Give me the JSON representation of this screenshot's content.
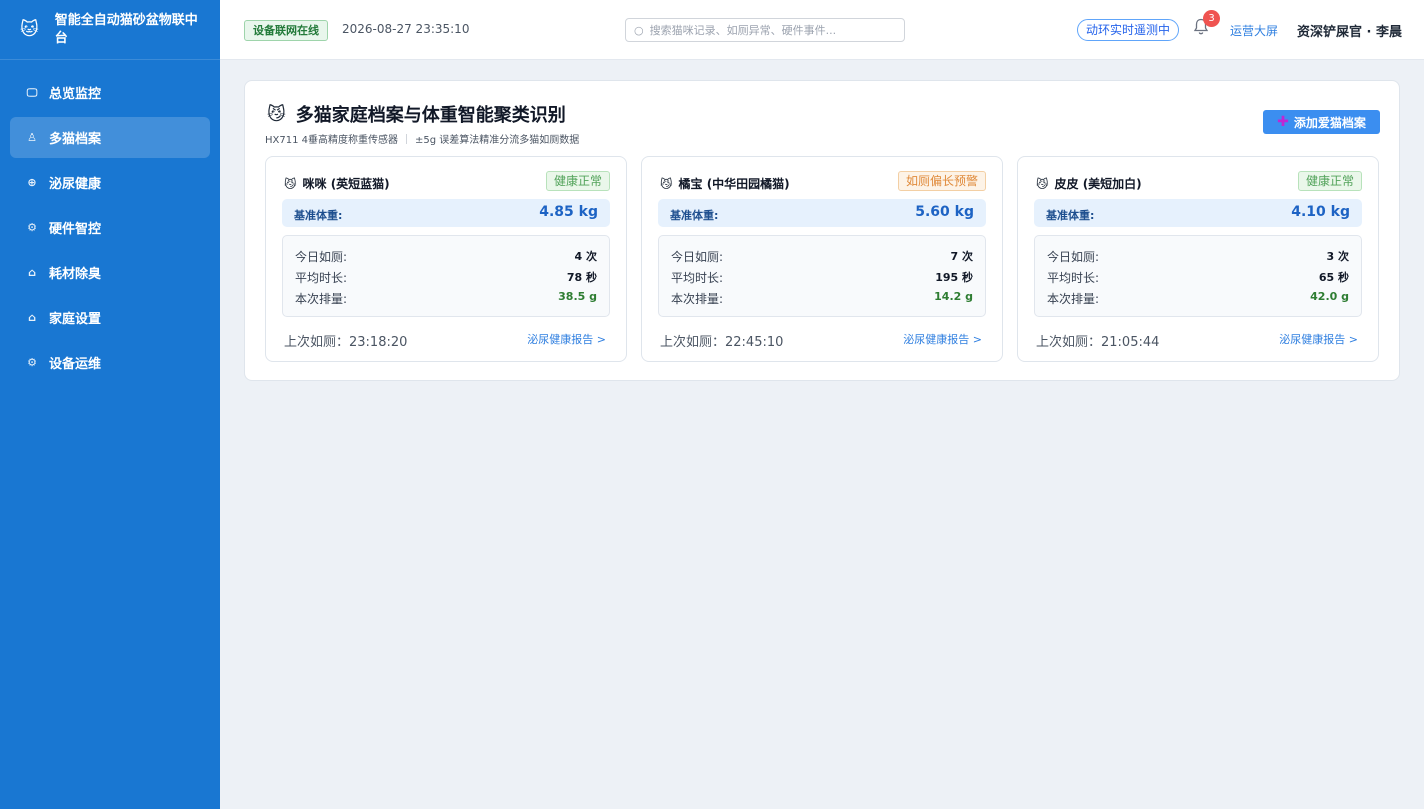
{
  "brand": {
    "logo": "🐱",
    "title": "智能全自动猫砂盆物联中台"
  },
  "sidebar": {
    "items": [
      {
        "label": "总览监控",
        "icon": "monitor-icon",
        "glyph": "🖵",
        "active": false
      },
      {
        "label": "多猫档案",
        "icon": "user-icon",
        "glyph": "♙",
        "active": true
      },
      {
        "label": "泌尿健康",
        "icon": "health-icon",
        "glyph": "⊕",
        "active": false
      },
      {
        "label": "硬件智控",
        "icon": "chip-icon",
        "glyph": "⚙",
        "active": false
      },
      {
        "label": "耗材除臭",
        "icon": "bag-icon",
        "glyph": "⌂",
        "active": false
      },
      {
        "label": "家庭设置",
        "icon": "home-icon",
        "glyph": "⌂",
        "active": false
      },
      {
        "label": "设备运维",
        "icon": "settings-icon",
        "glyph": "⚙",
        "active": false
      }
    ]
  },
  "header": {
    "online_badge": "设备联网在线",
    "clock": "2026-08-27 23:35:10",
    "search_placeholder": "搜索猫咪记录、如厕异常、硬件事件...",
    "env_pill": "动环实时遥测中",
    "bell_count": "3",
    "ops_link": "运营大屏",
    "user": "资深铲屎官 · 李晨"
  },
  "panel": {
    "emoji": "😼",
    "title": "多猫家庭档案与体重智能聚类识别",
    "sub_sensor": "HX711 4垂高精度称重传感器",
    "sub_algo": "±5g 误差算法精准分流多猫如厕数据",
    "add_button": "添加爱猫档案"
  },
  "cats": [
    {
      "name": "咪咪 (英短蓝猫)",
      "status": "健康正常",
      "status_type": "ok",
      "weight_label": "基准体重:",
      "weight": "4.85 kg",
      "today_label": "今日如厕:",
      "today": "4 次",
      "avg_label": "平均时长:",
      "avg": "78 秒",
      "output_label": "本次排量:",
      "output": "38.5 g",
      "last": "上次如厕：23:18:20",
      "report": "泌尿健康报告 >"
    },
    {
      "name": "橘宝 (中华田园橘猫)",
      "status": "如厕偏长预警",
      "status_type": "warn",
      "weight_label": "基准体重:",
      "weight": "5.60 kg",
      "today_label": "今日如厕:",
      "today": "7 次",
      "avg_label": "平均时长:",
      "avg": "195 秒",
      "output_label": "本次排量:",
      "output": "14.2 g",
      "last": "上次如厕：22:45:10",
      "report": "泌尿健康报告 >"
    },
    {
      "name": "皮皮 (美短加白)",
      "status": "健康正常",
      "status_type": "ok",
      "weight_label": "基准体重:",
      "weight": "4.10 kg",
      "today_label": "今日如厕:",
      "today": "3 次",
      "avg_label": "平均时长:",
      "avg": "65 秒",
      "output_label": "本次排量:",
      "output": "42.0 g",
      "last": "上次如厕：21:05:44",
      "report": "泌尿健康报告 >"
    }
  ]
}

• • • • •

INSTRUCTIONS FOR THE TASK ▸ Every entry must be reproduced exactly, with the images left out.

WRITTEN SOLUTION ▸
Give me the JSON representation of this screenshot's content.
{
  "brand": {
    "logo": "🐱",
    "title": "智能全自动猫砂盆物联中台"
  },
  "sidebar": {
    "items": [
      {
        "label": "总览监控",
        "icon": "monitor-icon",
        "glyph": "🖵",
        "active": false
      },
      {
        "label": "多猫档案",
        "icon": "user-icon",
        "glyph": "♙",
        "active": true
      },
      {
        "label": "泌尿健康",
        "icon": "health-icon",
        "glyph": "⊕",
        "active": false
      },
      {
        "label": "硬件智控",
        "icon": "chip-icon",
        "glyph": "⚙",
        "active": false
      },
      {
        "label": "耗材除臭",
        "icon": "bag-icon",
        "glyph": "⌂",
        "active": false
      },
      {
        "label": "家庭设置",
        "icon": "home-icon",
        "glyph": "⌂",
        "active": false
      },
      {
        "label": "设备运维",
        "icon": "settings-icon",
        "glyph": "⚙",
        "active": false
      }
    ]
  },
  "header": {
    "online_badge": "设备联网在线",
    "clock": "2026-08-27 23:35:10",
    "search_placeholder": "搜索猫咪记录、如厕异常、硬件事件...",
    "env_pill": "动环实时遥测中",
    "bell_count": "3",
    "ops_link": "运营大屏",
    "user": "资深铲屎官 · 李晨"
  },
  "panel": {
    "emoji": "😼",
    "title": "多猫家庭档案与体重智能聚类识别",
    "sub_sensor": "HX711 4垂高精度称重传感器",
    "sub_algo": "±5g 误差算法精准分流多猫如厕数据",
    "add_button": "添加爱猫档案"
  },
  "cats": [
    {
      "name": "咪咪 (英短蓝猫)",
      "status": "健康正常",
      "status_type": "ok",
      "weight_label": "基准体重:",
      "weight": "4.85 kg",
      "today_label": "今日如厕:",
      "today": "4 次",
      "avg_label": "平均时长:",
      "avg": "78 秒",
      "output_label": "本次排量:",
      "output": "38.5 g",
      "last": "上次如厕：23:18:20",
      "report": "泌尿健康报告 >"
    },
    {
      "name": "橘宝 (中华田园橘猫)",
      "status": "如厕偏长预警",
      "status_type": "warn",
      "weight_label": "基准体重:",
      "weight": "5.60 kg",
      "today_label": "今日如厕:",
      "today": "7 次",
      "avg_label": "平均时长:",
      "avg": "195 秒",
      "output_label": "本次排量:",
      "output": "14.2 g",
      "last": "上次如厕：22:45:10",
      "report": "泌尿健康报告 >"
    },
    {
      "name": "皮皮 (美短加白)",
      "status": "健康正常",
      "status_type": "ok",
      "weight_label": "基准体重:",
      "weight": "4.10 kg",
      "today_label": "今日如厕:",
      "today": "3 次",
      "avg_label": "平均时长:",
      "avg": "65 秒",
      "output_label": "本次排量:",
      "output": "42.0 g",
      "last": "上次如厕：21:05:44",
      "report": "泌尿健康报告 >"
    }
  ]
}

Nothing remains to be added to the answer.